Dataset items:
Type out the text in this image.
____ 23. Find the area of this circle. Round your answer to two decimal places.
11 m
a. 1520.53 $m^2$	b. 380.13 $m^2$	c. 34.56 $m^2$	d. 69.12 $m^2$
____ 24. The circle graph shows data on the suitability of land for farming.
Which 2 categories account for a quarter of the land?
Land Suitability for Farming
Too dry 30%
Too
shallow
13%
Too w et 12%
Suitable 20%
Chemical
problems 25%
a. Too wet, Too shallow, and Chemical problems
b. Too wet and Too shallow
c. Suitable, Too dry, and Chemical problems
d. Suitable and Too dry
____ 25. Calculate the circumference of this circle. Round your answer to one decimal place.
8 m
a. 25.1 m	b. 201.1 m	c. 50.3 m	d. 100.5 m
--
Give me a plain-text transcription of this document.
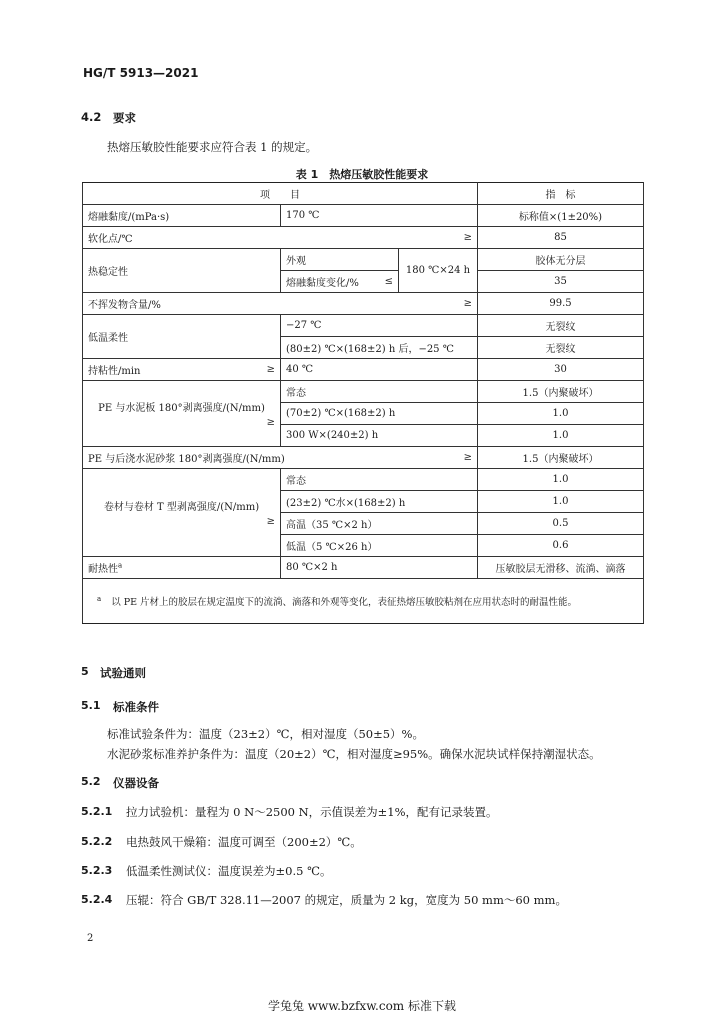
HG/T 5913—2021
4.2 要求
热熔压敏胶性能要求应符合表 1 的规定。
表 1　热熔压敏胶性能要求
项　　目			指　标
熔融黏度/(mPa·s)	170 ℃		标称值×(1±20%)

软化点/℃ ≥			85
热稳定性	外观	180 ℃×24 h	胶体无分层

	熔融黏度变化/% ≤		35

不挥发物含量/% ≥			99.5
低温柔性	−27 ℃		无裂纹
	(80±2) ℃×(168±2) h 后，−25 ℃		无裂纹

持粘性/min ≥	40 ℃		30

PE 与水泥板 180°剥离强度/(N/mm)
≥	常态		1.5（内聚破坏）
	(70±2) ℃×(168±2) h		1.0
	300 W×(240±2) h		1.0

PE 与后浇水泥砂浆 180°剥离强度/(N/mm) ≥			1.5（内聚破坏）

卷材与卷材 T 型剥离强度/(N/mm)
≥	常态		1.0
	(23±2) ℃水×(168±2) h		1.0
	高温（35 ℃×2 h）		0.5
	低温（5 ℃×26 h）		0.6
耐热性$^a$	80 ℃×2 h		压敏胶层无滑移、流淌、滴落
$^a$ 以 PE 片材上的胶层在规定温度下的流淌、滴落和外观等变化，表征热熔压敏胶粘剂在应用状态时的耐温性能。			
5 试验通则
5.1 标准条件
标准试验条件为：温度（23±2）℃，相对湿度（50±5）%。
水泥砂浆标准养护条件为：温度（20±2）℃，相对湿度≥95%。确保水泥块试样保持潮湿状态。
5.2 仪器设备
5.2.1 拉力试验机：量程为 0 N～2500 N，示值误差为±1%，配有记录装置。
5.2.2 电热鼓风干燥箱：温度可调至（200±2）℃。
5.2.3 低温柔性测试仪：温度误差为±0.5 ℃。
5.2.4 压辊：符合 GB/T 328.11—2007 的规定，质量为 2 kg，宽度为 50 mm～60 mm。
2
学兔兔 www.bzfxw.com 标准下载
* * *
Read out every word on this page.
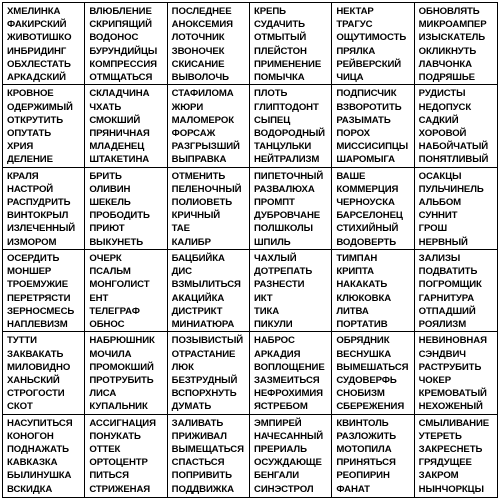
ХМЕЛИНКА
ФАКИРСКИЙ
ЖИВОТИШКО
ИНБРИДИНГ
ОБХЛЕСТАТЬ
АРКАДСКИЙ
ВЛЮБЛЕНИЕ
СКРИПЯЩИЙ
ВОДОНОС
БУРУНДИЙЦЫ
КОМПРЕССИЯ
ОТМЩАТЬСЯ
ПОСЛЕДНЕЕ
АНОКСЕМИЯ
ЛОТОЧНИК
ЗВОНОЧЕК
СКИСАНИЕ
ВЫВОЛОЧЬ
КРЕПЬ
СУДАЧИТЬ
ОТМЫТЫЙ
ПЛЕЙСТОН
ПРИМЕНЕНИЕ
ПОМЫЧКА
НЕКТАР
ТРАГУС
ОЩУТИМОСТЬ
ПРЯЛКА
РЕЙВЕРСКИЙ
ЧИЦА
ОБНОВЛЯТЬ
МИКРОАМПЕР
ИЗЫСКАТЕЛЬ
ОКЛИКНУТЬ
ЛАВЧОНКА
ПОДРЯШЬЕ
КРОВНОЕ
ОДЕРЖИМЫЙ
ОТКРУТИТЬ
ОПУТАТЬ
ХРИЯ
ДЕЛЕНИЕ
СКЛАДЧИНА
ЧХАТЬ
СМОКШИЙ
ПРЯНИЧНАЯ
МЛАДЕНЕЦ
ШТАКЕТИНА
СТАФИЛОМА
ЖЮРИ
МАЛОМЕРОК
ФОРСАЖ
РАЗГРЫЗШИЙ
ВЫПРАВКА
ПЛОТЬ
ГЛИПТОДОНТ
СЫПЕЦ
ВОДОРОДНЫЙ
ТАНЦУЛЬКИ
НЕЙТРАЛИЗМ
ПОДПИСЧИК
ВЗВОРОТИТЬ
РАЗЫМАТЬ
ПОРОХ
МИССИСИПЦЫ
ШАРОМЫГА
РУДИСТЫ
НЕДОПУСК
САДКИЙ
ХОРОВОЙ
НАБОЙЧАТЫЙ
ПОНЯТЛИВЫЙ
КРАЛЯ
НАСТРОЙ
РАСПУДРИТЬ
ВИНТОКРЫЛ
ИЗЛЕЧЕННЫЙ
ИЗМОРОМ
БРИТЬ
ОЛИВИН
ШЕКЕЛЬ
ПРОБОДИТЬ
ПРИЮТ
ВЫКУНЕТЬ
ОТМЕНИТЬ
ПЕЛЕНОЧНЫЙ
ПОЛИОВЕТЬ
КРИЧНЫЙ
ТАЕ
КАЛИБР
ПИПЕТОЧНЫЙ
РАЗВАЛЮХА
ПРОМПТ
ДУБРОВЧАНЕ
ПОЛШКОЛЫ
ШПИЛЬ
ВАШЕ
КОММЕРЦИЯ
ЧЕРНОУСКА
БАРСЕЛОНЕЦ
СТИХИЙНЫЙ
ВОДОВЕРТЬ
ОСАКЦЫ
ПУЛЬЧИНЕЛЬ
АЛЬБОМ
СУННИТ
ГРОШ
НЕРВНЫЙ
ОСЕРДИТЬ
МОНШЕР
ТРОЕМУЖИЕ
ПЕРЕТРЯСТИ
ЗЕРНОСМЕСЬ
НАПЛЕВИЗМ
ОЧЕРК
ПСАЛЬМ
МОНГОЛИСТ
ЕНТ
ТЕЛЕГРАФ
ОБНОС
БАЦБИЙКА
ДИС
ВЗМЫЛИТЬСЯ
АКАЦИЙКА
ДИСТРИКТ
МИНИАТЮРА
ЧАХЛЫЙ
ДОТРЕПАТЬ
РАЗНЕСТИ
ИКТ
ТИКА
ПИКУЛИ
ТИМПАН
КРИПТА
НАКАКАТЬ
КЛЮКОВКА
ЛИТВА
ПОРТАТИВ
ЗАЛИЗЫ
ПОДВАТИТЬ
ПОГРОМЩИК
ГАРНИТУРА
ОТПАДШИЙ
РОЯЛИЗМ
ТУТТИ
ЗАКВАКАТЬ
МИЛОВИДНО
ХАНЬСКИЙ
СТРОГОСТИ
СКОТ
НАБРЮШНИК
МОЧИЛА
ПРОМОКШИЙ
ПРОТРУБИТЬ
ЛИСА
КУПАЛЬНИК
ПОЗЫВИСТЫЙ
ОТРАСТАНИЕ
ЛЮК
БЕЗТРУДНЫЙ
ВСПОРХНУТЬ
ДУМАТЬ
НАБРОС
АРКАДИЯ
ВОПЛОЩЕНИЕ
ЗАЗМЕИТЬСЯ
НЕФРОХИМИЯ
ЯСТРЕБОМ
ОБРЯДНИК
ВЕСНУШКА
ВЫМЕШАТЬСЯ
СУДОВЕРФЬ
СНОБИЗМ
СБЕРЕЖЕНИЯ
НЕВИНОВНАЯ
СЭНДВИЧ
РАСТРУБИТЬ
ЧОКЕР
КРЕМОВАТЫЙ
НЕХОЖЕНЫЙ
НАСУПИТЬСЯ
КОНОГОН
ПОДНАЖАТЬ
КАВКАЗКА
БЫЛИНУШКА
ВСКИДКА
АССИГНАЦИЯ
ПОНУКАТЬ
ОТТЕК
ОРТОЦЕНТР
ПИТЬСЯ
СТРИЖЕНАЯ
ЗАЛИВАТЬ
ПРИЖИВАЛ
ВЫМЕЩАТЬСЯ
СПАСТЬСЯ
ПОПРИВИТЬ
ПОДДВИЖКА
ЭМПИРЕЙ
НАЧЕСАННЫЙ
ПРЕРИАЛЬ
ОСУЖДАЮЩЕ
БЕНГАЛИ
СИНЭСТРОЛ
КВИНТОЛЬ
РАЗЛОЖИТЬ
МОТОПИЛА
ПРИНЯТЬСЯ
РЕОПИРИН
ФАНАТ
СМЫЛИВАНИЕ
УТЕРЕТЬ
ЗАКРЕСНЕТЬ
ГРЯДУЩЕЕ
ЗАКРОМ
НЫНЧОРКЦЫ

To be done → Copy out every line in the entries above that holds "problems".

Complete output →
problems 25%
a. Too wet, Too shallow, and Chemical problems
c. Suitable, Too dry, and Chemical problems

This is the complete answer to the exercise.